<<<<

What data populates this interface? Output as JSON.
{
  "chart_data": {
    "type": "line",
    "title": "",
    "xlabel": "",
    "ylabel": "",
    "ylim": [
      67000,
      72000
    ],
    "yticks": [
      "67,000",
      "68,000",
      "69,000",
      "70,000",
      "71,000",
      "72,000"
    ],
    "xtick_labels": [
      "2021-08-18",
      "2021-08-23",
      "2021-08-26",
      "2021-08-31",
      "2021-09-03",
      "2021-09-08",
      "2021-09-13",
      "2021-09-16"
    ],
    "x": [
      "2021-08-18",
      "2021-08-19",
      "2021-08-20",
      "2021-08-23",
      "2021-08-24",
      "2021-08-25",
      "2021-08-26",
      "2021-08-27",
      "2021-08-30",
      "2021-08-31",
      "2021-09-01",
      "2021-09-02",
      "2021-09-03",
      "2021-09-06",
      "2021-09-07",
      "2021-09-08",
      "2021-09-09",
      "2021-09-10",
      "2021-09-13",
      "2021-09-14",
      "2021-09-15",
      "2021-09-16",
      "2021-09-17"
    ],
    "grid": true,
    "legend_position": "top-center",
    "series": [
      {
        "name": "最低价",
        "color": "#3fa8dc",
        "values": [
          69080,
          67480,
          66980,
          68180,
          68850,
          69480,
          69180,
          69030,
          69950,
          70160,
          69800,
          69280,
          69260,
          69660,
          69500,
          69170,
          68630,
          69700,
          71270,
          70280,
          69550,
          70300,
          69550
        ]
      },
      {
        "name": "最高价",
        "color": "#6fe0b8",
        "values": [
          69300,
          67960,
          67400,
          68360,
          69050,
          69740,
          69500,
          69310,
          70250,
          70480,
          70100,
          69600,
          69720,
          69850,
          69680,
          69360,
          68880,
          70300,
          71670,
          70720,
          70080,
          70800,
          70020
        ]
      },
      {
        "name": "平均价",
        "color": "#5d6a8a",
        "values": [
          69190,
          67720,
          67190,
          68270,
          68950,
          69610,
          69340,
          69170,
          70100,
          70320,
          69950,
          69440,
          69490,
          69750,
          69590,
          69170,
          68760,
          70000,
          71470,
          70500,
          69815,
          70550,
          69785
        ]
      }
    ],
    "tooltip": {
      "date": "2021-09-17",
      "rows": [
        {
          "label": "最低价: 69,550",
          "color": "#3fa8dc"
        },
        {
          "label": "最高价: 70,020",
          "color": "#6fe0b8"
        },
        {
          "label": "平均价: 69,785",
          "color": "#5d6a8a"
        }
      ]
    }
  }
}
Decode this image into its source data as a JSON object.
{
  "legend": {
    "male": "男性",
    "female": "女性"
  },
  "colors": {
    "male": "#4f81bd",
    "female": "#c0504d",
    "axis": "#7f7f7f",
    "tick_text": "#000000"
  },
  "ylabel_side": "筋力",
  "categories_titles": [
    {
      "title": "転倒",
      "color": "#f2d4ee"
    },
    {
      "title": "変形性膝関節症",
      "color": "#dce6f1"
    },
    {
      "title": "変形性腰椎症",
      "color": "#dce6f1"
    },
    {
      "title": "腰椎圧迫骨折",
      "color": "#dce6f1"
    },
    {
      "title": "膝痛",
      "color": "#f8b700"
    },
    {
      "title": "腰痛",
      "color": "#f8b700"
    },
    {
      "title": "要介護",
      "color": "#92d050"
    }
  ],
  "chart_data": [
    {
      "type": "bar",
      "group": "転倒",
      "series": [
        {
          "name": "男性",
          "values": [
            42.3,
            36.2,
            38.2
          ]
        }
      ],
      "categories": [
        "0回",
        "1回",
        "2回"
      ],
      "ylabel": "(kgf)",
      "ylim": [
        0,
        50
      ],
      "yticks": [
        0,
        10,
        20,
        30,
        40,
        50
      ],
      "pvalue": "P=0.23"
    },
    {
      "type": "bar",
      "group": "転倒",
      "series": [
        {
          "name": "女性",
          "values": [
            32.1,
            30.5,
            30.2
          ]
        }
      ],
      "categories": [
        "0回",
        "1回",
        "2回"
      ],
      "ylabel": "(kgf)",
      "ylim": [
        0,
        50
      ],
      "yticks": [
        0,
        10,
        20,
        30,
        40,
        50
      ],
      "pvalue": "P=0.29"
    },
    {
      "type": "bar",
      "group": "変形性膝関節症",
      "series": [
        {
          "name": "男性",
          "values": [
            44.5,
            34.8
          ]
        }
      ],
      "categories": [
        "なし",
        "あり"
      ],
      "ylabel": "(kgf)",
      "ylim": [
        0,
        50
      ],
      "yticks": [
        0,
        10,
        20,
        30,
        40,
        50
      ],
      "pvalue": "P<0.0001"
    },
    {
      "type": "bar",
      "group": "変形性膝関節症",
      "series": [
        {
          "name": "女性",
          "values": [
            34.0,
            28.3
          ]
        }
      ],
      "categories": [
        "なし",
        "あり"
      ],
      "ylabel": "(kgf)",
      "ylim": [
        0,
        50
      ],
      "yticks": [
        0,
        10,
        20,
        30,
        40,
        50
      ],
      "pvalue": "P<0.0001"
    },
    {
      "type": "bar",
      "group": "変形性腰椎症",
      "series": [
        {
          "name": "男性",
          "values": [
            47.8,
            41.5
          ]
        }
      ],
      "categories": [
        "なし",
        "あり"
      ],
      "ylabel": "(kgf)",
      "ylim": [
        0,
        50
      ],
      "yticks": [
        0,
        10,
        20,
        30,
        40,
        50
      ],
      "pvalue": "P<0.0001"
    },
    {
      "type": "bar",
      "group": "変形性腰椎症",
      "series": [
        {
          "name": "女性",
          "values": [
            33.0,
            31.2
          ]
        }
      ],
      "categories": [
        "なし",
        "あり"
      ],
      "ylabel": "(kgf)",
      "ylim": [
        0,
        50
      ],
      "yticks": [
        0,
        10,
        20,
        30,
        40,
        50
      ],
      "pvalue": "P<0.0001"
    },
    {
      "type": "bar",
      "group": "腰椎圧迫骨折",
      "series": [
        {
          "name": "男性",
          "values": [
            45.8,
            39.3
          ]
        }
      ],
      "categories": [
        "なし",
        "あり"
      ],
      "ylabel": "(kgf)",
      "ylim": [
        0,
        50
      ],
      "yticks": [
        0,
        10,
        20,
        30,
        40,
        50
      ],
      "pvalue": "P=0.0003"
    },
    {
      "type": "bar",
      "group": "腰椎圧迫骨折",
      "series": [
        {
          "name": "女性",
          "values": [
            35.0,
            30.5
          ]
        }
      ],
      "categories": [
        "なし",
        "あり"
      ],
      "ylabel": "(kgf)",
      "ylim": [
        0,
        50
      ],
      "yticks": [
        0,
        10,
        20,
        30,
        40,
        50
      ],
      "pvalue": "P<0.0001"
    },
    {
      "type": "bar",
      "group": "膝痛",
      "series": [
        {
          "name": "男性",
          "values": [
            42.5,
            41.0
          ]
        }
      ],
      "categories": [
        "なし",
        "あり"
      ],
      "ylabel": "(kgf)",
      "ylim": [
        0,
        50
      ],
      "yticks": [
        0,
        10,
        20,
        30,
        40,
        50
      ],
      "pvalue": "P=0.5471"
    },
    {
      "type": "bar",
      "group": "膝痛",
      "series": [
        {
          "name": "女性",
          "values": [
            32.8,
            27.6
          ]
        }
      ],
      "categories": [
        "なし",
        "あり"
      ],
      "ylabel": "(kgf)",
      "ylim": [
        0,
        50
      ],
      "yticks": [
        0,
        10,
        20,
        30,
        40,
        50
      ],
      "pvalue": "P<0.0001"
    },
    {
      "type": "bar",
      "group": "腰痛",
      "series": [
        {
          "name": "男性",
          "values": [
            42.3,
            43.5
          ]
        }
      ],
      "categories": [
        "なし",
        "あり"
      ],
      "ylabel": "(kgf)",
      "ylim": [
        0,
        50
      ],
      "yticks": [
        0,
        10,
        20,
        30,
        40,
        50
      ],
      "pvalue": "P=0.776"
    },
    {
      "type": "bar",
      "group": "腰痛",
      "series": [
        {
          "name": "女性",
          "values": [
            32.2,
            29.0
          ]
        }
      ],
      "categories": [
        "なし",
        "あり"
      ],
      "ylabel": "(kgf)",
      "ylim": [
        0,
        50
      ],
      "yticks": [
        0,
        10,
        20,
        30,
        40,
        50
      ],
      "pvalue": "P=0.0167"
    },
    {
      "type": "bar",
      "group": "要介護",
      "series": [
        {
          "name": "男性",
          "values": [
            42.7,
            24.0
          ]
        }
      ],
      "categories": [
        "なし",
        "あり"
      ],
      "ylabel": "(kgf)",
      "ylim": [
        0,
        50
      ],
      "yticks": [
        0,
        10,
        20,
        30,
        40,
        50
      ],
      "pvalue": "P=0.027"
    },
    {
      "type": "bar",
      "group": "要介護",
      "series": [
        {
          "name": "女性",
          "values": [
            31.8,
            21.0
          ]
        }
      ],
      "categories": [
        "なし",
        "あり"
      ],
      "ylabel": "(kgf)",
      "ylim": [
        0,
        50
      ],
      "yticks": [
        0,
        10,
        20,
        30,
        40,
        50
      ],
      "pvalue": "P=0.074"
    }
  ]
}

>>>>

*Given task*
In the records above, locate the lines holding the word "this". Copy each of them.

*Task output*
What data populates this interface? Output as JSON.
Decode this image into its source data as a JSON object.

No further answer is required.